<<<<
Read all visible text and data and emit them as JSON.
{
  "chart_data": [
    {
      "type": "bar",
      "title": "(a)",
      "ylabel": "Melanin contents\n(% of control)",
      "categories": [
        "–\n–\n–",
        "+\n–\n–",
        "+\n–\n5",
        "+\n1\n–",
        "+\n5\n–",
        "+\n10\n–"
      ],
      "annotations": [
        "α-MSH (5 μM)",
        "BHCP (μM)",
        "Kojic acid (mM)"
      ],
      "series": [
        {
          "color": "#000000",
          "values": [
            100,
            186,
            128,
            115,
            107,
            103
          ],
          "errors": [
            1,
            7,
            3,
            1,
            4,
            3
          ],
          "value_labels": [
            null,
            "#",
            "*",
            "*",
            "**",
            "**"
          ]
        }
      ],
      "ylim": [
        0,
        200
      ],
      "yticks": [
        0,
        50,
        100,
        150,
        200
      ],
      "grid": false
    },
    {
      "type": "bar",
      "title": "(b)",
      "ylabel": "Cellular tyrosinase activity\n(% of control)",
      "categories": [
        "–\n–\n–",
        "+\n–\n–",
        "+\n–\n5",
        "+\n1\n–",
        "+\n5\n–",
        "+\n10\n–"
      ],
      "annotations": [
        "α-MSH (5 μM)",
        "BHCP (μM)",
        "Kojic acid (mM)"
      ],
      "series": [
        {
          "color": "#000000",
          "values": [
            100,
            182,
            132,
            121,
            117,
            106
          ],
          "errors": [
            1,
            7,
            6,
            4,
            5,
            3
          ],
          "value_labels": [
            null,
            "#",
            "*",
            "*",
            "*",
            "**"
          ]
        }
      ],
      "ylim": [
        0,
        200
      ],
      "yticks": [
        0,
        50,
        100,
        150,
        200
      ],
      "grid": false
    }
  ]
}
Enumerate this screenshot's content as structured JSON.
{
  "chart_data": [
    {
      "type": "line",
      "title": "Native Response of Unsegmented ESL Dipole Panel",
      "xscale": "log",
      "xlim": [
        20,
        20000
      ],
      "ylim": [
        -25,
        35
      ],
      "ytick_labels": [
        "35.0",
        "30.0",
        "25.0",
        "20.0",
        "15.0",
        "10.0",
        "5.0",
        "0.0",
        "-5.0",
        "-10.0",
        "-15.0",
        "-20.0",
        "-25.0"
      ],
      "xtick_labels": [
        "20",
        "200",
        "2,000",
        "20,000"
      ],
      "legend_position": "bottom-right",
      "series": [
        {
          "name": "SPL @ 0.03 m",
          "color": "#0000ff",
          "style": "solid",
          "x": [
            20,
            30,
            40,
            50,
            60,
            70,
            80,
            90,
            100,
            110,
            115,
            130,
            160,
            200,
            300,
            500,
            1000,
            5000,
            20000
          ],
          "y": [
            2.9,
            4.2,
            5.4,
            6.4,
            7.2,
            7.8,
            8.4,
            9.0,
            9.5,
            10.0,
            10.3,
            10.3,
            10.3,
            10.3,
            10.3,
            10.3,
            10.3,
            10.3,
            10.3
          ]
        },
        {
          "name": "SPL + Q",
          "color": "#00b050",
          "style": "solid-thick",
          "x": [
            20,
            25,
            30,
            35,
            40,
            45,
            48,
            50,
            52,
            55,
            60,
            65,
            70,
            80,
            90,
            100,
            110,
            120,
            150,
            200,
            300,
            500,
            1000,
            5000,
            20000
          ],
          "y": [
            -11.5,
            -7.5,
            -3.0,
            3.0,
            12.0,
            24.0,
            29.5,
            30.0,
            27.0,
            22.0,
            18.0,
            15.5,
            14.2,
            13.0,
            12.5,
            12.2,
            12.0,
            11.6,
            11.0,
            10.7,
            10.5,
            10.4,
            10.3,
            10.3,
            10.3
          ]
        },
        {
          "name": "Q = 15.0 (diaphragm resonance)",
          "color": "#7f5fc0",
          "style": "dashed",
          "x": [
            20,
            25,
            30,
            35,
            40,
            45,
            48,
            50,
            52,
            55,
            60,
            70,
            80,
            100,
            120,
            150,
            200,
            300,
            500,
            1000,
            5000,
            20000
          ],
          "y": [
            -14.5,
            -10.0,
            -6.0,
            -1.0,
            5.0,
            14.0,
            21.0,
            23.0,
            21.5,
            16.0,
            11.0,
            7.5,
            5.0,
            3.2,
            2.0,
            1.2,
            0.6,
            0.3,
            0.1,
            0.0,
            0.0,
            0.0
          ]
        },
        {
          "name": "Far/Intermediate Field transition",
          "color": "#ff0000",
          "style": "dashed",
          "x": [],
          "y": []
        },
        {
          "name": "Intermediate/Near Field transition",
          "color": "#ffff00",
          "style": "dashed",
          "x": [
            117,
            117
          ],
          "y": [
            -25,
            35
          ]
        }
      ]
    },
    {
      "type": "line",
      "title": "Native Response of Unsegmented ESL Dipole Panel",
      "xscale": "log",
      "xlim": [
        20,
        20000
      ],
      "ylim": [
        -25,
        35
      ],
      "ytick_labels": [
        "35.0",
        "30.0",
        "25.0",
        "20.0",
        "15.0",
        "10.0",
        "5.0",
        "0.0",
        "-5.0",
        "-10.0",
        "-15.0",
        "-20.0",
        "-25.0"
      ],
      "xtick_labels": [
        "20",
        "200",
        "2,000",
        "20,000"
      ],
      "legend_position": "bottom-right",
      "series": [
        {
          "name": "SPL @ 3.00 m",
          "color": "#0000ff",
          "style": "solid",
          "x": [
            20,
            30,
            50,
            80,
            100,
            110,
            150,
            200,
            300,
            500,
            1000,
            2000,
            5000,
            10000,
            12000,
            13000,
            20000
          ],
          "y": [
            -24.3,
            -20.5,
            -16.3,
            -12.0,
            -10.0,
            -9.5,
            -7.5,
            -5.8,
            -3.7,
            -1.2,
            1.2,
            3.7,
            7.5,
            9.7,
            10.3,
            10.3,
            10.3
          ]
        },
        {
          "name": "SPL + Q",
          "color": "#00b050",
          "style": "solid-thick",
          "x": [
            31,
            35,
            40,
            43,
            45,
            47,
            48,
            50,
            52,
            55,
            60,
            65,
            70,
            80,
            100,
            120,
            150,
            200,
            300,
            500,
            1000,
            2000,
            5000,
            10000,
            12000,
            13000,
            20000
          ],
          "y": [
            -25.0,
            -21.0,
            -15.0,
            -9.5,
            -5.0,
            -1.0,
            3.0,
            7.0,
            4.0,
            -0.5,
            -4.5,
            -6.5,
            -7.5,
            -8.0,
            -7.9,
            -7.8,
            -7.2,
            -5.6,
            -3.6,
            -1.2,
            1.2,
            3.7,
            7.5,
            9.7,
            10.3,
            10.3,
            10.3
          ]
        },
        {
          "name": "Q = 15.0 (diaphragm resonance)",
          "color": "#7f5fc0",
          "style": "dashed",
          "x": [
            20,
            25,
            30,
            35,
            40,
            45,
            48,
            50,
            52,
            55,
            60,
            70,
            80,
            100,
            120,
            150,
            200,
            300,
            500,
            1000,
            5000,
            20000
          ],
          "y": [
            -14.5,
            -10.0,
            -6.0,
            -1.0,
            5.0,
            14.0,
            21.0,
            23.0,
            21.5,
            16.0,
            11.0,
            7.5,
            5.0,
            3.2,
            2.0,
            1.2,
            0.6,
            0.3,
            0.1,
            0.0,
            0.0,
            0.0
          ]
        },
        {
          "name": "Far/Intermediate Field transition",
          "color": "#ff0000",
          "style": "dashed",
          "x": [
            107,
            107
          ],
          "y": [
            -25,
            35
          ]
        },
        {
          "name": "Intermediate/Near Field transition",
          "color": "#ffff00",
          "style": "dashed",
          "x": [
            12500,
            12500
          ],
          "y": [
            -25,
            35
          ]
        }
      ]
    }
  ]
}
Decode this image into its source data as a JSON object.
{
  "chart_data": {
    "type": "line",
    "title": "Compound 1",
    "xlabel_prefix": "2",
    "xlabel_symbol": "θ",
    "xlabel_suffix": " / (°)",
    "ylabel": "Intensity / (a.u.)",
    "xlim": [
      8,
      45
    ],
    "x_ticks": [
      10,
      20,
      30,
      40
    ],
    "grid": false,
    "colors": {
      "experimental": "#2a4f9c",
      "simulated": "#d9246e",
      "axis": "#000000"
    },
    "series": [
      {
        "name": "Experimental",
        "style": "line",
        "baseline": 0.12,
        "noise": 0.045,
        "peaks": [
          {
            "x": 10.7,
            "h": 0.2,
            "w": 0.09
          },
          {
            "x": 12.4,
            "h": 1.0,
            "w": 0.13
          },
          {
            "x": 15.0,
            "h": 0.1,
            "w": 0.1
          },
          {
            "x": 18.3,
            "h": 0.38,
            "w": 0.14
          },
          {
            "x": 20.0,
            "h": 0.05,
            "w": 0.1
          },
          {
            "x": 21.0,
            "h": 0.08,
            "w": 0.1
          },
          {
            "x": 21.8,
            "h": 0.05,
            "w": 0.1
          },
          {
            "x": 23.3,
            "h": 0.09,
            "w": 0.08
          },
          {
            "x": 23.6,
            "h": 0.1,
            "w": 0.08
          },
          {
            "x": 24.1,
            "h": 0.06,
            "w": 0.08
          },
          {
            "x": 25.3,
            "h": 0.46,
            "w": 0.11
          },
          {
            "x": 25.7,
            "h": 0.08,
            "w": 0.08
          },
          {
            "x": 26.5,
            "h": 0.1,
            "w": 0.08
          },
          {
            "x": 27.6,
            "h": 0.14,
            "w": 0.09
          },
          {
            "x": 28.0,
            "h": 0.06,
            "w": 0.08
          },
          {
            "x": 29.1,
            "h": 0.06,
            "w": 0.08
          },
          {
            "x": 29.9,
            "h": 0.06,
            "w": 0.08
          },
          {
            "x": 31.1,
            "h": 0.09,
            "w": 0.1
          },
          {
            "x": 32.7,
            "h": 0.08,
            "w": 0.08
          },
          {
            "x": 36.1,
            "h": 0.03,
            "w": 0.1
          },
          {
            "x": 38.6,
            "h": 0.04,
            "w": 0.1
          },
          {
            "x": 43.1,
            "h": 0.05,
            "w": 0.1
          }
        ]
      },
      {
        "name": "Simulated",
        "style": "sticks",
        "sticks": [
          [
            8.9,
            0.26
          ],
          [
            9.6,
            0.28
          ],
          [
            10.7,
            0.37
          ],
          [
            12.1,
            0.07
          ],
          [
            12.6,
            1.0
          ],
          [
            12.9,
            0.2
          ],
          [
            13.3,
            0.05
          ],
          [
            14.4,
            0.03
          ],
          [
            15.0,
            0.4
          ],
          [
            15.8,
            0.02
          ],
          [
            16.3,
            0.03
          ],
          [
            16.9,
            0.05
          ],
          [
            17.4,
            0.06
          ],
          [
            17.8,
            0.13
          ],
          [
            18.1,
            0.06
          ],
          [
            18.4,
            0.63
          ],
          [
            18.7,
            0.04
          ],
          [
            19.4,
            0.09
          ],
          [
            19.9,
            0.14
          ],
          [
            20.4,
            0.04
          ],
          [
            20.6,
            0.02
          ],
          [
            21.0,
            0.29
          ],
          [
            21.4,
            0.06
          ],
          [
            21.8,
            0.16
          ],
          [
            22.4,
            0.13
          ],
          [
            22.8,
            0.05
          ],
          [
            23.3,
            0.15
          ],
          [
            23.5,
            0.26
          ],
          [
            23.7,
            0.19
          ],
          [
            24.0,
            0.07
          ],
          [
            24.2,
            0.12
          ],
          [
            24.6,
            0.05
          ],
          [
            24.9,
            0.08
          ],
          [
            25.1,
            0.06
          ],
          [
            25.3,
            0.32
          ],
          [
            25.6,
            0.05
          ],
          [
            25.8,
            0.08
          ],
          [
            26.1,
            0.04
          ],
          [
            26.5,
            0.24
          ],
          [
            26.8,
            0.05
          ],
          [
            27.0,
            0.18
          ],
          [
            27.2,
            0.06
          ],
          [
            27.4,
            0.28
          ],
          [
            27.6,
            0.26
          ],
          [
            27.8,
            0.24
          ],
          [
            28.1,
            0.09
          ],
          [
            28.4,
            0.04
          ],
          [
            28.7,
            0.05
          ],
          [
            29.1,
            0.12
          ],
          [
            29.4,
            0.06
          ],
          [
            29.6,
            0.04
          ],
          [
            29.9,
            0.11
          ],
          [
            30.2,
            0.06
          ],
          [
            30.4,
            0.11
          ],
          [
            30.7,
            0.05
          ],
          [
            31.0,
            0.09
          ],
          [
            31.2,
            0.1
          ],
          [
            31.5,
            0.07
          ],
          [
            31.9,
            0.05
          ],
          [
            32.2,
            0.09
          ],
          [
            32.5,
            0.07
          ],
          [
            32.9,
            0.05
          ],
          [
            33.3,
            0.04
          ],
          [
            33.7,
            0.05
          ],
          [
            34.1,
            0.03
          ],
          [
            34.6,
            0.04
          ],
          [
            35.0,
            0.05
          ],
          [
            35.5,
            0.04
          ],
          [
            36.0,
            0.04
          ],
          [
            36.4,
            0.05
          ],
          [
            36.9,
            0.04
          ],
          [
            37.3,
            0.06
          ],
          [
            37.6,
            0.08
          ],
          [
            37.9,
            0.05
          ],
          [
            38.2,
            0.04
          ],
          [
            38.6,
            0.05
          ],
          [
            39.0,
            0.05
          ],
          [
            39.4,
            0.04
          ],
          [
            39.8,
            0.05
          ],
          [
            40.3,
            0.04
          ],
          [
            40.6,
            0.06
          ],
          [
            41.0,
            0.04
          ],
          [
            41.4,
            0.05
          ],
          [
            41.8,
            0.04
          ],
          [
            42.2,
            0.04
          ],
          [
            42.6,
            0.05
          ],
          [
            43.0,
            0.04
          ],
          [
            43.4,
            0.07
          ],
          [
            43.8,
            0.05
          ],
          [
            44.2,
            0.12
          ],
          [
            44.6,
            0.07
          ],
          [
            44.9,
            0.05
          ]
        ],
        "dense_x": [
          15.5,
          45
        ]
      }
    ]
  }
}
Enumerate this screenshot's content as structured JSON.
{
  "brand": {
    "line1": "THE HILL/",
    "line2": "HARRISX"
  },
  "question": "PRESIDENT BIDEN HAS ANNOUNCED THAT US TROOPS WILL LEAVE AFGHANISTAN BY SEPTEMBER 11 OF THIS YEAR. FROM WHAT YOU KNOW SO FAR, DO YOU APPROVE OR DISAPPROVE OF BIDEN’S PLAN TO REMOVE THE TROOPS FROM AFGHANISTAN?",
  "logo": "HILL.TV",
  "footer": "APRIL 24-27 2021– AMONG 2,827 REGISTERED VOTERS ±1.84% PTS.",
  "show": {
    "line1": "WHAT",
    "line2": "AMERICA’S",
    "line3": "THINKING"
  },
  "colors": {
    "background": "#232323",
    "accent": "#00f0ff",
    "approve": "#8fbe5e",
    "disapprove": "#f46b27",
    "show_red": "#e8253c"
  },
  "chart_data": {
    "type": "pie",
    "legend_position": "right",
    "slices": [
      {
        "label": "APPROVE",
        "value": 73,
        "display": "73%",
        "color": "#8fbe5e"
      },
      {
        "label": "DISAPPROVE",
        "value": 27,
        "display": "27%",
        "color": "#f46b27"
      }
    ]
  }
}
>>>>
#### Your task
Pick out the lines that contain "ylabel" and copy them.

#### Solution for this task
      "ylabel": "Melanin contents\n(% of control)",
      "ylabel": "Cellular tyrosinase activity\n(% of control)",
    "ylabel": "Intensity / (a.u.)",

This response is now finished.